## [Exercise brief]
Transcribe every line of the listing below without any deviation.

## [Extracted entries]
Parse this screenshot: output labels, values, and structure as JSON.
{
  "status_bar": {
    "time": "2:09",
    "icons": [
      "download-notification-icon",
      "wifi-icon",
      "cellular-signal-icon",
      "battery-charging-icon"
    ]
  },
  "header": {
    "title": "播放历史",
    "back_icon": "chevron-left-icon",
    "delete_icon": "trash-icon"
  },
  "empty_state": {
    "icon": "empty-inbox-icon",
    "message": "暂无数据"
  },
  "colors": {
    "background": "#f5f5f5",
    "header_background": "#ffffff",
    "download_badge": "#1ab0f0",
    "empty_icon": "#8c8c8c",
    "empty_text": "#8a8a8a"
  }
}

## [Result for this exercise]
Parse this screenshot: output labels, values, and structure as JSON.
{
  "status_bar": {
    "time": "2:09",
    "icons": [
      "download-notification-icon",
      "wifi-icon",
      "cellular-signal-icon",
      "battery-charging-icon"
    ]
  },
  "header": {
    "title": "播放历史",
    "back_icon": "chevron-left-icon",
    "delete_icon": "trash-icon"
  },
  "empty_state": {
    "icon": "empty-inbox-icon",
    "message": "暂无数据"
  },
  "colors": {
    "background": "#f5f5f5",
    "header_background": "#ffffff",
    "download_badge": "#1ab0f0",
    "empty_icon": "#8c8c8c",
    "empty_text": "#8a8a8a"
  }
}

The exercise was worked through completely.